Extracted data entries
============
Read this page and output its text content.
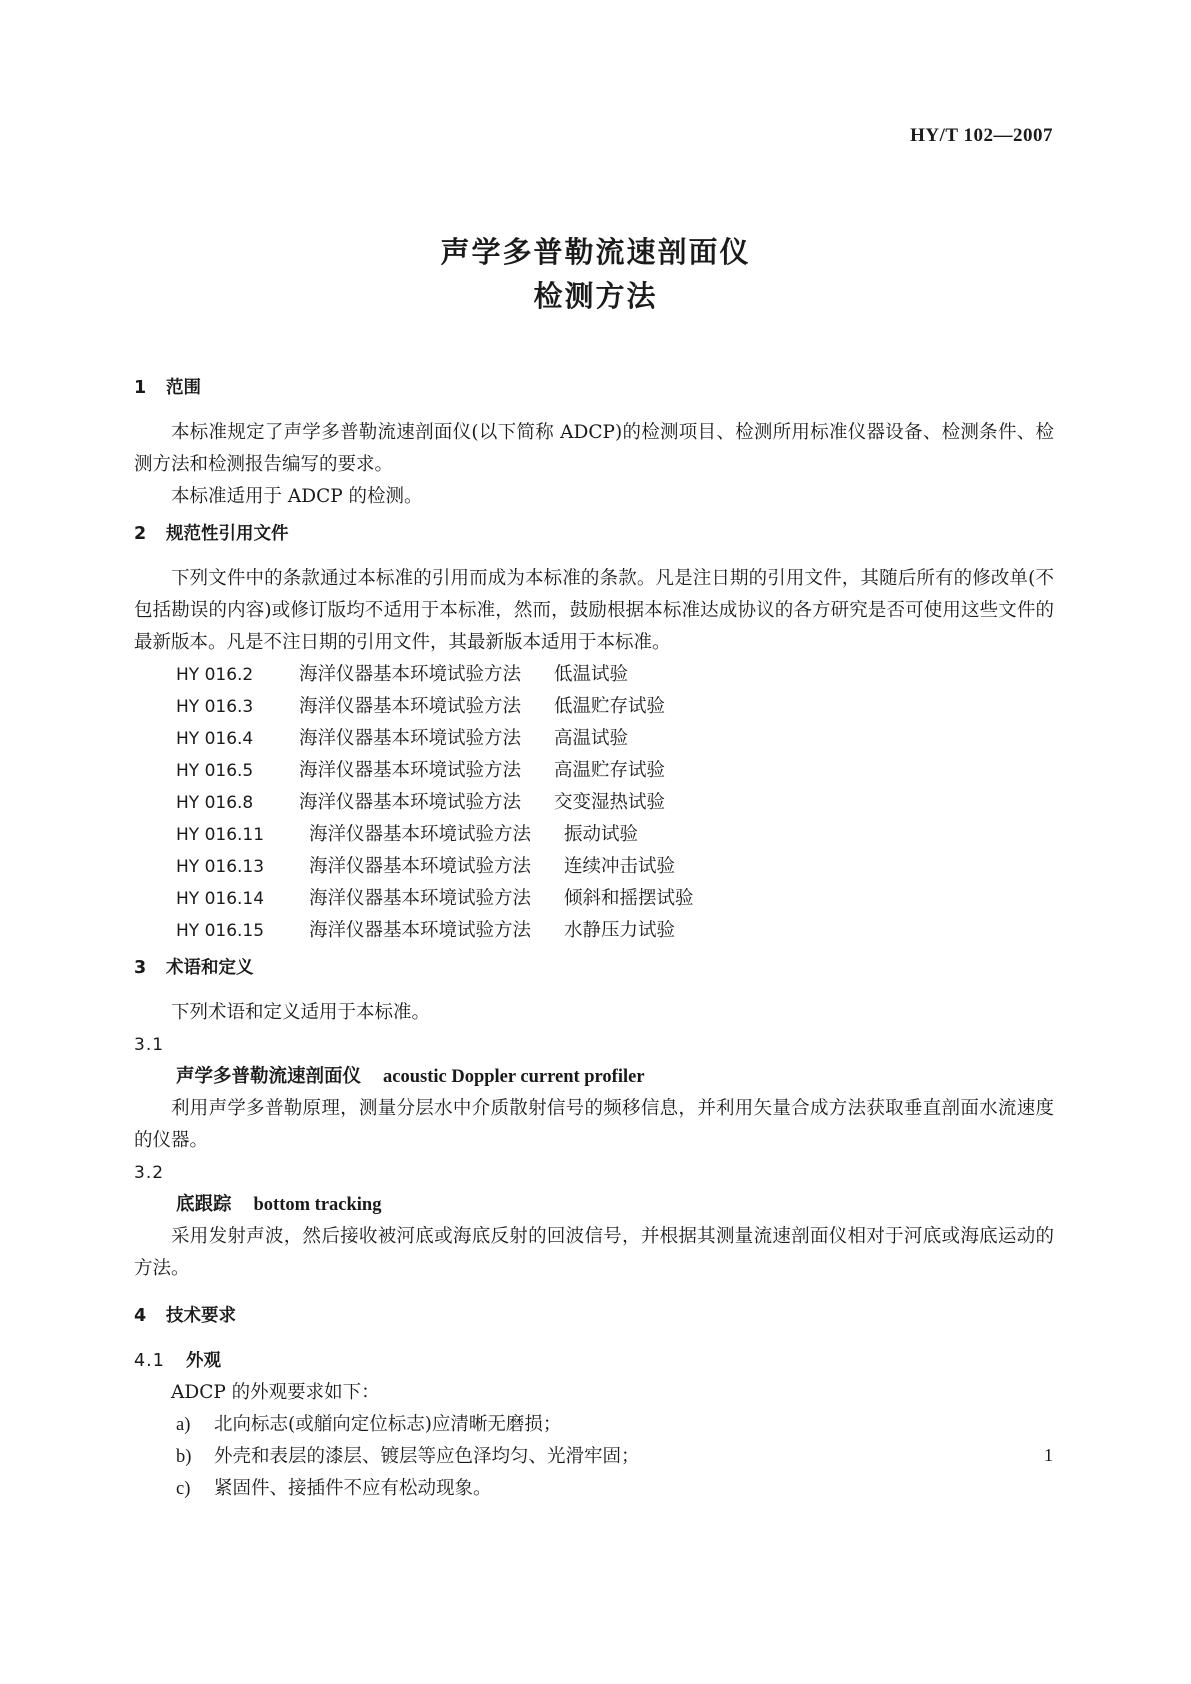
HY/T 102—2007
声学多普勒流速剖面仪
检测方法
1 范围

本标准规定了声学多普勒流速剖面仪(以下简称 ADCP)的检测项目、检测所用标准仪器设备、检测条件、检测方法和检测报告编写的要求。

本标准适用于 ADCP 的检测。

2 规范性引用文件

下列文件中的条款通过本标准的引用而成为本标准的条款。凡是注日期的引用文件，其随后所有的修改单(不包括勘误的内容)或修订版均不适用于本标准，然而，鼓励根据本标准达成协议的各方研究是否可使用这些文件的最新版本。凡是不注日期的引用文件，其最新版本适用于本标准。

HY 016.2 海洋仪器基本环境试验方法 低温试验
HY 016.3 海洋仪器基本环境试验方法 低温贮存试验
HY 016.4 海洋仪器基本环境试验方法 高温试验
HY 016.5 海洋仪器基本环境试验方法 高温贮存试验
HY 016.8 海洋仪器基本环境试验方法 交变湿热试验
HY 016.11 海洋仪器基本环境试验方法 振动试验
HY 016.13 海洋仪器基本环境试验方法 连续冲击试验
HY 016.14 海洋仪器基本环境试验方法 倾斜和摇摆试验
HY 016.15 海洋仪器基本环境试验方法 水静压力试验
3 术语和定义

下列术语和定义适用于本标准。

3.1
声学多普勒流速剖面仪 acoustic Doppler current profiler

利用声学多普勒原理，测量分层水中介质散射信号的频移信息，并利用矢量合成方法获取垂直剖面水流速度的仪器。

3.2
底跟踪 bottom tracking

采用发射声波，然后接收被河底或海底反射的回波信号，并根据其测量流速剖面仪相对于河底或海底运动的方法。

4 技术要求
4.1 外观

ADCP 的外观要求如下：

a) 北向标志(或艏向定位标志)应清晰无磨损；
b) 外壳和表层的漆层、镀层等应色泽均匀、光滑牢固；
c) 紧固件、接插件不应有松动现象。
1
============
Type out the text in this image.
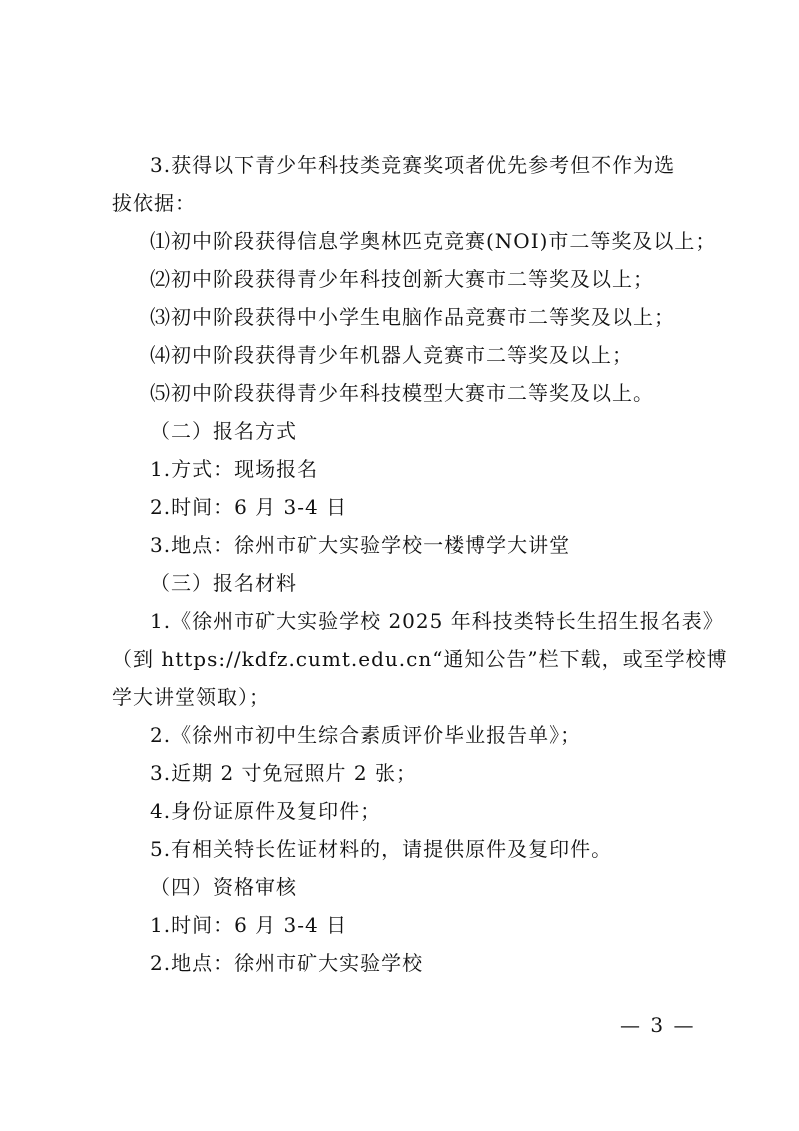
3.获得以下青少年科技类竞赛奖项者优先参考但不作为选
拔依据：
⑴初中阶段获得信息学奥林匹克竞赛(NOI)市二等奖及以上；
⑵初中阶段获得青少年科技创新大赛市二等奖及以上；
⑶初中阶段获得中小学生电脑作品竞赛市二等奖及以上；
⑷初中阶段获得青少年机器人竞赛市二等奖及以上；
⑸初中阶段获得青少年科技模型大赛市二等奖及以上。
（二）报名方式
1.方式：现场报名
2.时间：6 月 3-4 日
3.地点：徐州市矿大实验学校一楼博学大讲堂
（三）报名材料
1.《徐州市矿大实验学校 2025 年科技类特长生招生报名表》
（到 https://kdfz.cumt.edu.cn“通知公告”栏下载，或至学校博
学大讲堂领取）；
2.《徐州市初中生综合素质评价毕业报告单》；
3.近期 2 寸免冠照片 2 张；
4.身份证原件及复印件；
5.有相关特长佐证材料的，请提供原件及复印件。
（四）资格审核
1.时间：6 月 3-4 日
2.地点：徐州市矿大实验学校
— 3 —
============
EXERCISE
Identify each line in the records above containing the word "海洋仪器基本环境试验方法"; copy those lines.

SOLUTION FOR THIS EXERCISE
HY 016.2 海洋仪器基本环境试验方法 低温试验
HY 016.3 海洋仪器基本环境试验方法 低温贮存试验
HY 016.4 海洋仪器基本环境试验方法 高温试验
HY 016.5 海洋仪器基本环境试验方法 高温贮存试验
HY 016.8 海洋仪器基本环境试验方法 交变湿热试验
HY 016.11 海洋仪器基本环境试验方法 振动试验
HY 016.13 海洋仪器基本环境试验方法 连续冲击试验
HY 016.14 海洋仪器基本环境试验方法 倾斜和摇摆试验
HY 016.15 海洋仪器基本环境试验方法 水静压力试验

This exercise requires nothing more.